— Begin Given data —

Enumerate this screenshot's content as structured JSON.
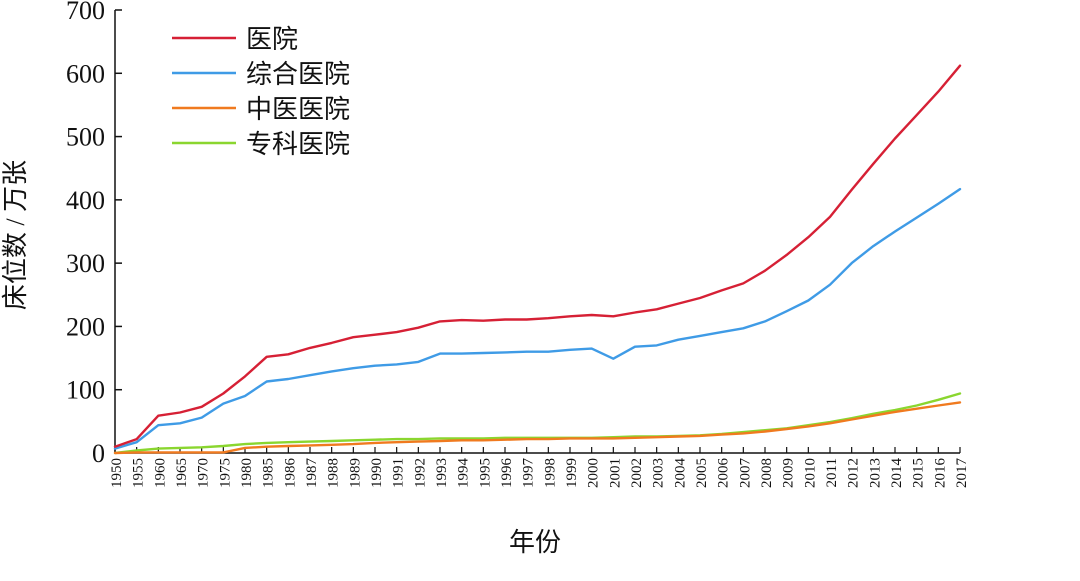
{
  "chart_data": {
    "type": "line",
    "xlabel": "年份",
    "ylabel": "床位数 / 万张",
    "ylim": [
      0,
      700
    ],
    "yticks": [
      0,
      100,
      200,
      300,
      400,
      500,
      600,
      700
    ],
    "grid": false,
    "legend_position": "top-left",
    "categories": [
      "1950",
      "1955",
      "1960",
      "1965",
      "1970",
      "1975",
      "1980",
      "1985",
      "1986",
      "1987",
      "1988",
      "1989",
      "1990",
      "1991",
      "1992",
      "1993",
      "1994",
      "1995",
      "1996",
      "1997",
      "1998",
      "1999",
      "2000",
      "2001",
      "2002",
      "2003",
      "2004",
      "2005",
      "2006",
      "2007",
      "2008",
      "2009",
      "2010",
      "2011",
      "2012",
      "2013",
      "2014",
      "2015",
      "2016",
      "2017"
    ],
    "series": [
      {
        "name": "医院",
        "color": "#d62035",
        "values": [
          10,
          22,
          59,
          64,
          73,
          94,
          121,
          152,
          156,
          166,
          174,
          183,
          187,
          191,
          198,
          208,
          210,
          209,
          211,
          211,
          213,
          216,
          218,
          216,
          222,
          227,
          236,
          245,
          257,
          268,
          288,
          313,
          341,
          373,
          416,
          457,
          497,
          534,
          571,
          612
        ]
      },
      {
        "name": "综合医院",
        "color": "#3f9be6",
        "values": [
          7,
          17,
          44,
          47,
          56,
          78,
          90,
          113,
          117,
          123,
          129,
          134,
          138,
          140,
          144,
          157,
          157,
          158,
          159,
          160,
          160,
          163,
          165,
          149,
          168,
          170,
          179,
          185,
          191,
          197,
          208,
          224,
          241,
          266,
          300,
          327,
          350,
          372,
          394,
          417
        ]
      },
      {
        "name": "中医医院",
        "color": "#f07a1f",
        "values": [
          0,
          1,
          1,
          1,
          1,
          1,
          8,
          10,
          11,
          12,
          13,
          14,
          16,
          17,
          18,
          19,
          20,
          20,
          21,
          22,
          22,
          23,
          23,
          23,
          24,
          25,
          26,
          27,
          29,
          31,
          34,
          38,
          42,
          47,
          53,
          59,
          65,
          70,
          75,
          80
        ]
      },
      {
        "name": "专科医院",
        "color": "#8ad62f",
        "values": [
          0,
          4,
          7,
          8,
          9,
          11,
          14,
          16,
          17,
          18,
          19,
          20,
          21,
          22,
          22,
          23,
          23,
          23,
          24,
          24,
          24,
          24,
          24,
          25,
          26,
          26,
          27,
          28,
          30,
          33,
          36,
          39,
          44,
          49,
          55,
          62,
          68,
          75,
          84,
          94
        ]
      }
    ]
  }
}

— End Given data —
— Begin Given data —

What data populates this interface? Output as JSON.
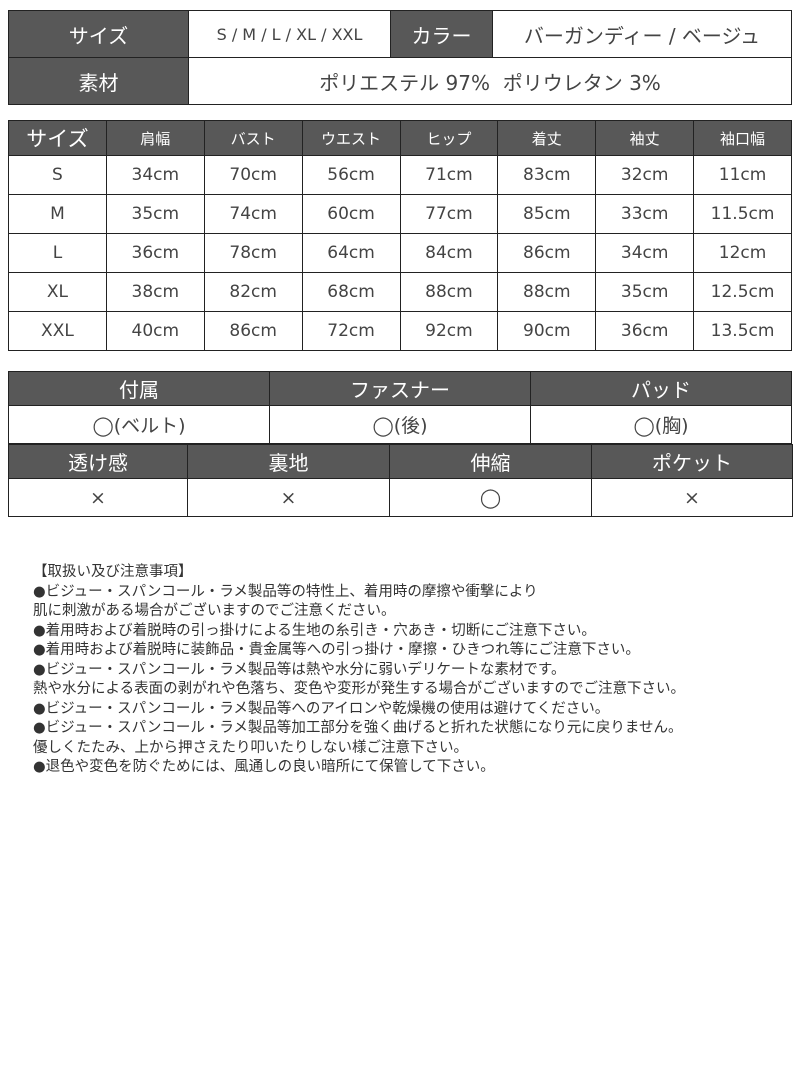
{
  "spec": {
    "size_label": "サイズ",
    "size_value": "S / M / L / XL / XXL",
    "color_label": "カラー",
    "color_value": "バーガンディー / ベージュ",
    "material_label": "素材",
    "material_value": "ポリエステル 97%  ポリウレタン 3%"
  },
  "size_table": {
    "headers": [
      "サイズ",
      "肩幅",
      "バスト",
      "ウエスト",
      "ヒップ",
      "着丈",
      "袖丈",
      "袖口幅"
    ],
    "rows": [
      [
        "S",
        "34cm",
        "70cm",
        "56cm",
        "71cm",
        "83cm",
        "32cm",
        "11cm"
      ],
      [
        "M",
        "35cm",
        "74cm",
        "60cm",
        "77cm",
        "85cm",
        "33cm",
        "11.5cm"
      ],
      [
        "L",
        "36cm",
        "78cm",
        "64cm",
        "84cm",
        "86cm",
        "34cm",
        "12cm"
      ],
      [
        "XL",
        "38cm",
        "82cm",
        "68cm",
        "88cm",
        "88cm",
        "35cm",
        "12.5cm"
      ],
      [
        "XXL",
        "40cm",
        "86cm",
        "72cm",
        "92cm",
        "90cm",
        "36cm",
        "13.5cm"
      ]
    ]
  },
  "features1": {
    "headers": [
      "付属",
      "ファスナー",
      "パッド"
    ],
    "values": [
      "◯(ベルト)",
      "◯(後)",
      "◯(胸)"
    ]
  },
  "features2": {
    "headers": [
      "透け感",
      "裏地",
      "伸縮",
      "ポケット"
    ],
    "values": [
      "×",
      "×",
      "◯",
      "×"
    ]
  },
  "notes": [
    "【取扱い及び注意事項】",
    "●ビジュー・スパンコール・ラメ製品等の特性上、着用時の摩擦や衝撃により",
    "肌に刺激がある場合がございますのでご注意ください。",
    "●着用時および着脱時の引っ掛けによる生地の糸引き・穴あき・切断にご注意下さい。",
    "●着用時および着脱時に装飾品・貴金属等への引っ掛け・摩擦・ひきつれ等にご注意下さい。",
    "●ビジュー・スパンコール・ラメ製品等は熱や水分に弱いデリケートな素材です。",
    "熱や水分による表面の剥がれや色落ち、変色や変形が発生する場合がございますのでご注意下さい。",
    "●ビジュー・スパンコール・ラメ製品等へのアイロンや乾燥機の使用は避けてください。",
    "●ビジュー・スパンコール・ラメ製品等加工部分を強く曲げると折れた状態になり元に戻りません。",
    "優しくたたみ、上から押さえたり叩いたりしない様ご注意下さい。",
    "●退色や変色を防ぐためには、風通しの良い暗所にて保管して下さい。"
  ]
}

— End Given data —
— Begin Given data —

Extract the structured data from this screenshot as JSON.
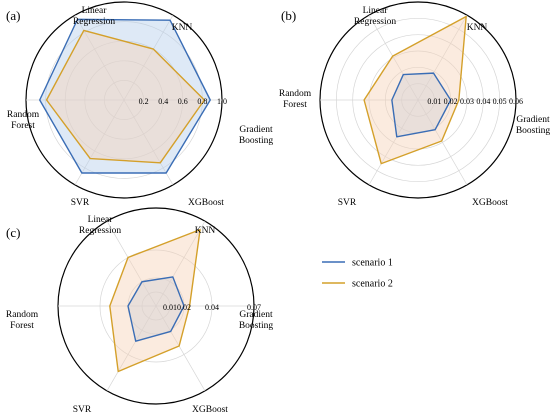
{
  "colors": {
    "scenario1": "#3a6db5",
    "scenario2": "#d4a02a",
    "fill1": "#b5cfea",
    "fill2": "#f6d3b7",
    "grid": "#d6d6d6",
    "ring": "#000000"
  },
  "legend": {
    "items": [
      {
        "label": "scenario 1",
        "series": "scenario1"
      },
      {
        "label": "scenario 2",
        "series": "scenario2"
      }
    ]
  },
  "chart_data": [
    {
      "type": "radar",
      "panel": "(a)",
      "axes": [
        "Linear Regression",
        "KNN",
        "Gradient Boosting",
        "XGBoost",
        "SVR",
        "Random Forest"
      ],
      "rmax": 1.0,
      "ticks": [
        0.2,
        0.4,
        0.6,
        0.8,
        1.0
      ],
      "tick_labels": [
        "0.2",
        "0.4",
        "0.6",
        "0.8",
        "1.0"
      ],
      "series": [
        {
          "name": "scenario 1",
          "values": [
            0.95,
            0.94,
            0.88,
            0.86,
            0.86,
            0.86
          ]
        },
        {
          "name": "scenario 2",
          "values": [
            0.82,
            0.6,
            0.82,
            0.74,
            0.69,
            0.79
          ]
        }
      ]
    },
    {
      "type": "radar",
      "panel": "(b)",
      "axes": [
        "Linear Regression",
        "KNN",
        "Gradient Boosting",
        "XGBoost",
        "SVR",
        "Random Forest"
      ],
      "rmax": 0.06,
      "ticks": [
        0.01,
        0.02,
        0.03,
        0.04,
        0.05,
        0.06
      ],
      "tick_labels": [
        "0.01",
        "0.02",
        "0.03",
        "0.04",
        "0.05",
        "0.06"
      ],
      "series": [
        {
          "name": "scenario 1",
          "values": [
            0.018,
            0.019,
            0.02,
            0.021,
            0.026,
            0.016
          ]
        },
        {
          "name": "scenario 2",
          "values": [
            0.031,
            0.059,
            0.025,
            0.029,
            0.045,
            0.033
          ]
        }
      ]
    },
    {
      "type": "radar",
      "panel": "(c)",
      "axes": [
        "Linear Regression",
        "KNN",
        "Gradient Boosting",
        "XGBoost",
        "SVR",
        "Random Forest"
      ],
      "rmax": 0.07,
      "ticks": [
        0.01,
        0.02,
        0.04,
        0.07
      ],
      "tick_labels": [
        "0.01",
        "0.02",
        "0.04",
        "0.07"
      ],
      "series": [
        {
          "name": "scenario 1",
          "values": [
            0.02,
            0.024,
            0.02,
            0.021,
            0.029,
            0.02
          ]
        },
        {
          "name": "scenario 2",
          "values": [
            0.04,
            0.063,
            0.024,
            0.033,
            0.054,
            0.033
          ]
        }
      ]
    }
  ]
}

— End Given data —

Scan the listing above. Collect all lines with the word "this".

Enumerate this screenshot's content as structured JSON.
What data populates this interface? Output as JSON.
Extract the structured data from this screenshot as JSON.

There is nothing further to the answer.